* Start *

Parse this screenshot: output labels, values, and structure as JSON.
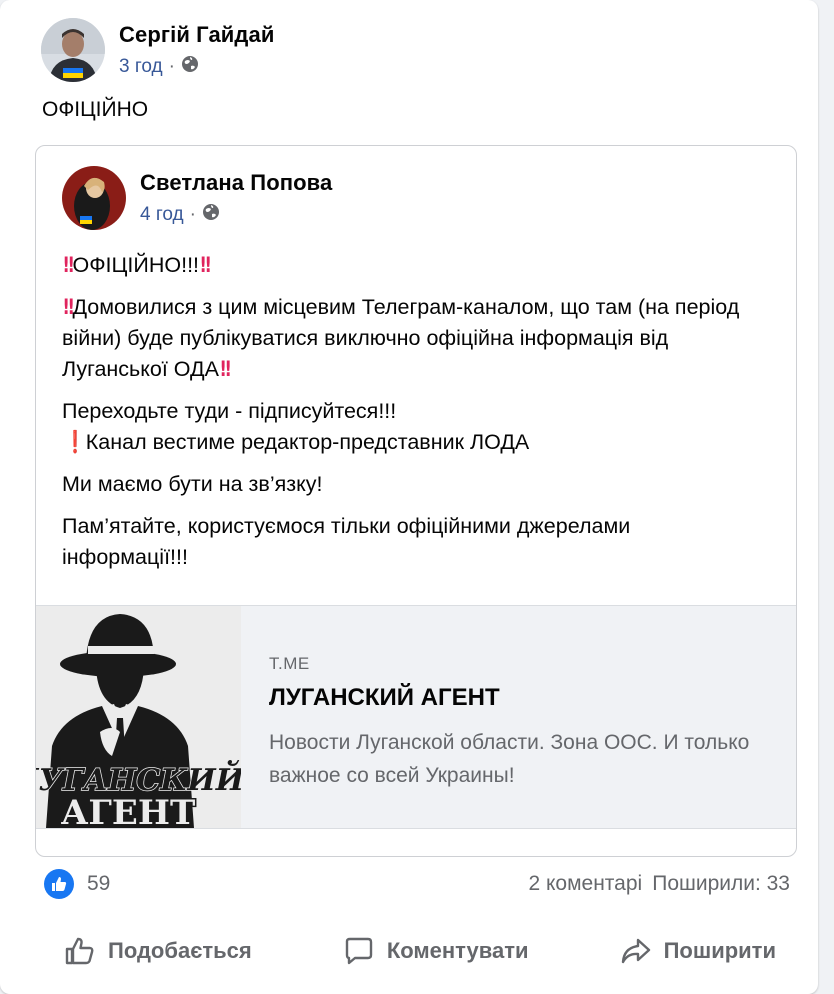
{
  "post": {
    "author": "Сергій Гайдай",
    "time": "3 год",
    "text": "ОФІЦІЙНО"
  },
  "shared": {
    "author": "Светлана Попова",
    "time": "4 год",
    "line1": "ОФІЦІЙНО!!!",
    "line2": "Домовилися з цим місцевим Телеграм-каналом, що там (на період війни) буде публікуватися виключно офіційна інформація від Луганської ОДА",
    "line3": "Переходьте туди - підписуйтеся!!!",
    "line4": "Канал вестиме редактор-представник ЛОДА",
    "line5": "Ми маємо бути на зв’язку!",
    "line6": "Пам’ятайте, користуємося тільки офіційними джерелами інформації!!!"
  },
  "link": {
    "domain": "T.ME",
    "title": "ЛУГАНСКИЙ АГЕНТ",
    "description": "Новости Луганской области. Зона ООС. И только важное со всей Украины!",
    "logo_line1": "ЛУГАНСКИЙ",
    "logo_line2": "АГЕНТ"
  },
  "stats": {
    "likes": "59",
    "comments": "2 коментарі",
    "shares": "Поширили: 33"
  },
  "actions": {
    "like": "Подобається",
    "comment": "Коментувати",
    "share": "Поширити"
  },
  "colors": {
    "accent": "#1877f2",
    "link": "#385898",
    "secondary": "#65676b",
    "exclamation": "#e0245e"
  },
  "icons": [
    "globe-icon",
    "double-exclamation-icon",
    "exclamation-icon",
    "like-icon",
    "comment-icon",
    "share-icon"
  ]
}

* End *

Problem requirements — Without the pictures, restate all of the entries above verbatim.

Finished task —
Parse this screenshot: output labels, values, and structure as JSON.
{
  "post": {
    "author": "Сергій Гайдай",
    "time": "3 год",
    "text": "ОФІЦІЙНО"
  },
  "shared": {
    "author": "Светлана Попова",
    "time": "4 год",
    "line1": "ОФІЦІЙНО!!!",
    "line2": "Домовилися з цим місцевим Телеграм-каналом, що там (на період війни) буде публікуватися виключно офіційна інформація від Луганської ОДА",
    "line3": "Переходьте туди - підписуйтеся!!!",
    "line4": "Канал вестиме редактор-представник ЛОДА",
    "line5": "Ми маємо бути на зв’язку!",
    "line6": "Пам’ятайте, користуємося тільки офіційними джерелами інформації!!!"
  },
  "link": {
    "domain": "T.ME",
    "title": "ЛУГАНСКИЙ АГЕНТ",
    "description": "Новости Луганской области. Зона ООС. И только важное со всей Украины!",
    "logo_line1": "ЛУГАНСКИЙ",
    "logo_line2": "АГЕНТ"
  },
  "stats": {
    "likes": "59",
    "comments": "2 коментарі",
    "shares": "Поширили: 33"
  },
  "actions": {
    "like": "Подобається",
    "comment": "Коментувати",
    "share": "Поширити"
  },
  "colors": {
    "accent": "#1877f2",
    "link": "#385898",
    "secondary": "#65676b",
    "exclamation": "#e0245e"
  },
  "icons": [
    "globe-icon",
    "double-exclamation-icon",
    "exclamation-icon",
    "like-icon",
    "comment-icon",
    "share-icon"
  ]
}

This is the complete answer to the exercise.